### YOUR OBJECTIVE
Select all lines holding the word "price" from the entries that follow.

### PROVIDED RECORDS
· · · · ·
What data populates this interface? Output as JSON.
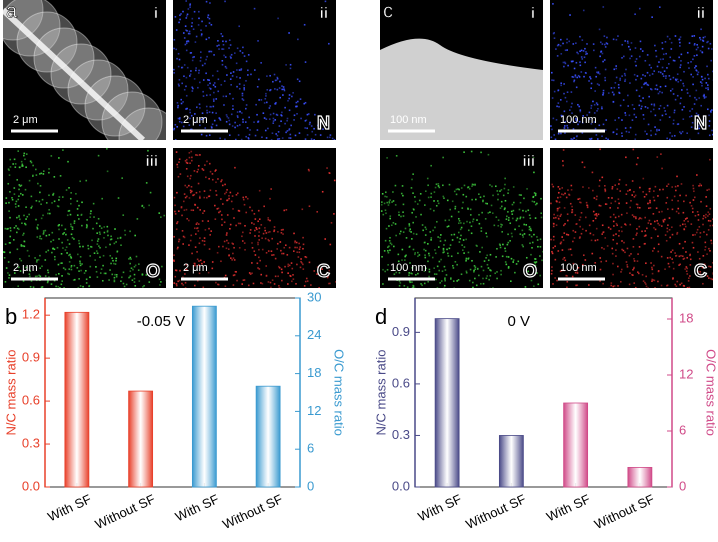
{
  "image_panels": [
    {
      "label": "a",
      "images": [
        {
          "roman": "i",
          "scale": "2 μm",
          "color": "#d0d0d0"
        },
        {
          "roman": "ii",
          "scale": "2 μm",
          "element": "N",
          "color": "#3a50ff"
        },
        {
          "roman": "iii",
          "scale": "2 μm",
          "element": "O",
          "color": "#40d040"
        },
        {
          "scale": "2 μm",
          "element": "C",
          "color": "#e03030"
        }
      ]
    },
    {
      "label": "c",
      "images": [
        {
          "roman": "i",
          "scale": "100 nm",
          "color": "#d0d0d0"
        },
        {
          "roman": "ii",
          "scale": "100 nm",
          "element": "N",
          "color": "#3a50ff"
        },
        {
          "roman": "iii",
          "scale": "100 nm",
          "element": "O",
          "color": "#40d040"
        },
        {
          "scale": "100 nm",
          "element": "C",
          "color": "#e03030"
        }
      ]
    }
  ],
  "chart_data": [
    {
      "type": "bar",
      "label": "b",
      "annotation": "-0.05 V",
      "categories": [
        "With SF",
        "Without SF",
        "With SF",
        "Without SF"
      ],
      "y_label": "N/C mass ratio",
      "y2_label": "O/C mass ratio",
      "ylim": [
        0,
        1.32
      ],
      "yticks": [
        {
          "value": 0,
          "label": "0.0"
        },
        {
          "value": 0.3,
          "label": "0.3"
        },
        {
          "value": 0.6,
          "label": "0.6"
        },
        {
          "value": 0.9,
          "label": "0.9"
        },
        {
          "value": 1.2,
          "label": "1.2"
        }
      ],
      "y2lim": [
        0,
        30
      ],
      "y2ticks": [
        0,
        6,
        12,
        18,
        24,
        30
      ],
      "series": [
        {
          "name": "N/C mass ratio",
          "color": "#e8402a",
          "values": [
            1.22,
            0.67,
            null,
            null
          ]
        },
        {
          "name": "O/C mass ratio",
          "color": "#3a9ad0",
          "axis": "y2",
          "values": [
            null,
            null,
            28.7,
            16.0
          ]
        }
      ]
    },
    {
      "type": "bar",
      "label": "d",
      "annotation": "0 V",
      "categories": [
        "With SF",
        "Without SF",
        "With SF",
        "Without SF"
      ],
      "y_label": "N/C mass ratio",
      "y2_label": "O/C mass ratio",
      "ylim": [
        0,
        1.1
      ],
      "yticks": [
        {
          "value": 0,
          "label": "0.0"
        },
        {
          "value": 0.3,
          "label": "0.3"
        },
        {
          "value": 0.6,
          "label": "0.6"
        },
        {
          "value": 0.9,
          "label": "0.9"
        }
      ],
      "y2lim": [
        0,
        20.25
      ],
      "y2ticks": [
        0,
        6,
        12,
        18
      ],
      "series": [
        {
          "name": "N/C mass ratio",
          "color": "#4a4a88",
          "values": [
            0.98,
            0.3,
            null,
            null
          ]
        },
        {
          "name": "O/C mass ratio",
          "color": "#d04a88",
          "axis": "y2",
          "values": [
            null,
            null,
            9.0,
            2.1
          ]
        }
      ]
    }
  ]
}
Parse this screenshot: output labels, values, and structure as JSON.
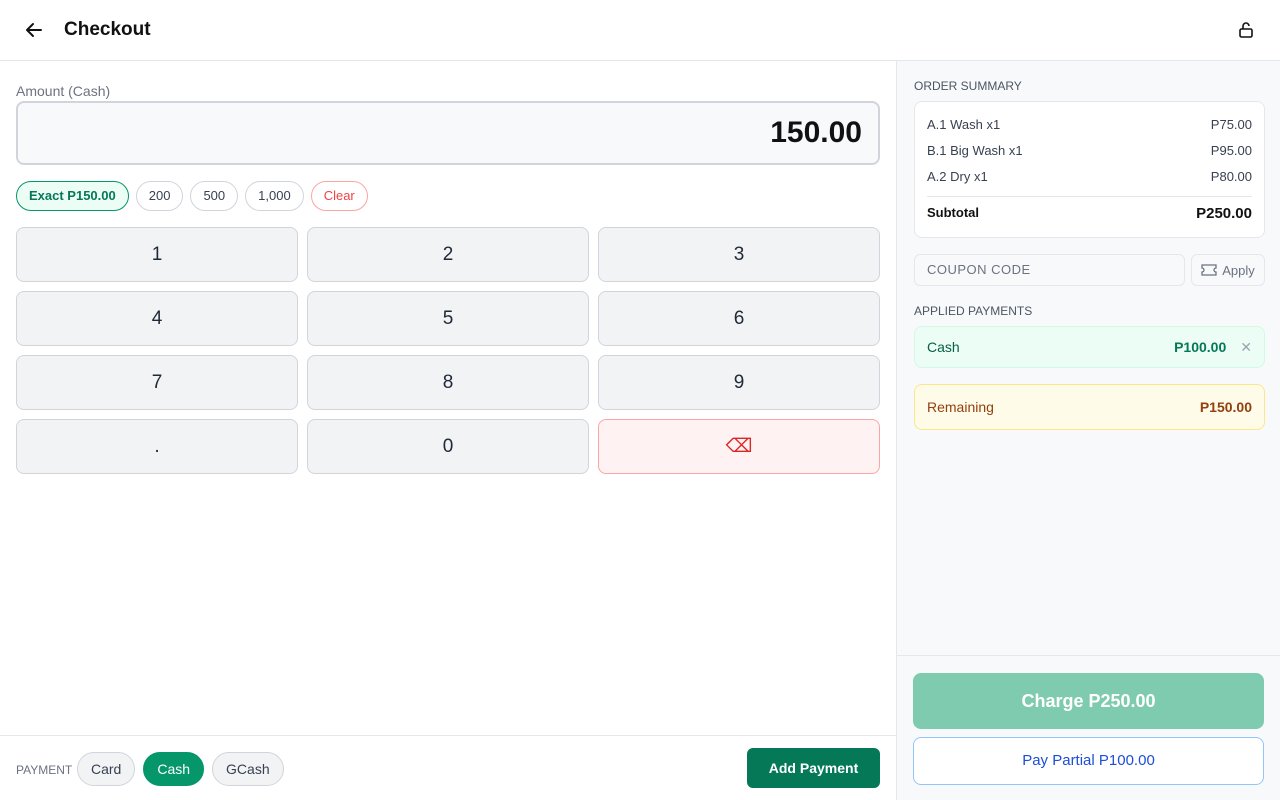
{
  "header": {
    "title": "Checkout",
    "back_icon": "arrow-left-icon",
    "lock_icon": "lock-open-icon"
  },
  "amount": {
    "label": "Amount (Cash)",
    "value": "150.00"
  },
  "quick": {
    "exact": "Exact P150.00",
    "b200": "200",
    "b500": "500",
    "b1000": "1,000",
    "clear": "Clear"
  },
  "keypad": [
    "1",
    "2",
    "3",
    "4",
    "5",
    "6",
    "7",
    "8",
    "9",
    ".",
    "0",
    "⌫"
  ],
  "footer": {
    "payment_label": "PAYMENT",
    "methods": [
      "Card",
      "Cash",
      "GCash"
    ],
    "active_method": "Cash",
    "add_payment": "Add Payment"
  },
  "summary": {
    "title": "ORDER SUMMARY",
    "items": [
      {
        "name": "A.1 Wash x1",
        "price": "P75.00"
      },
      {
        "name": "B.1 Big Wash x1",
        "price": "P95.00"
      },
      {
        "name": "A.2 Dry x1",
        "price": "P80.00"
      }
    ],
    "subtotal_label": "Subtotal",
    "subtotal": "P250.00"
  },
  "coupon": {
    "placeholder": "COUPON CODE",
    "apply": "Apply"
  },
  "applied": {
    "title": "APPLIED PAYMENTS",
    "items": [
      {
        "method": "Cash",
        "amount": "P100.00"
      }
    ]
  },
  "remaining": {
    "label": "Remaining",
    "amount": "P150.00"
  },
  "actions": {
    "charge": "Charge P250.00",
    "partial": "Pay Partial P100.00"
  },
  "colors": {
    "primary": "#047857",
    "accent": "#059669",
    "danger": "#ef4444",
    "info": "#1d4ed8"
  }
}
· · · · ·
### RESPONSE TO THE TASK
        "price": "P75.00"
        "price": "P95.00"
        "price": "P80.00"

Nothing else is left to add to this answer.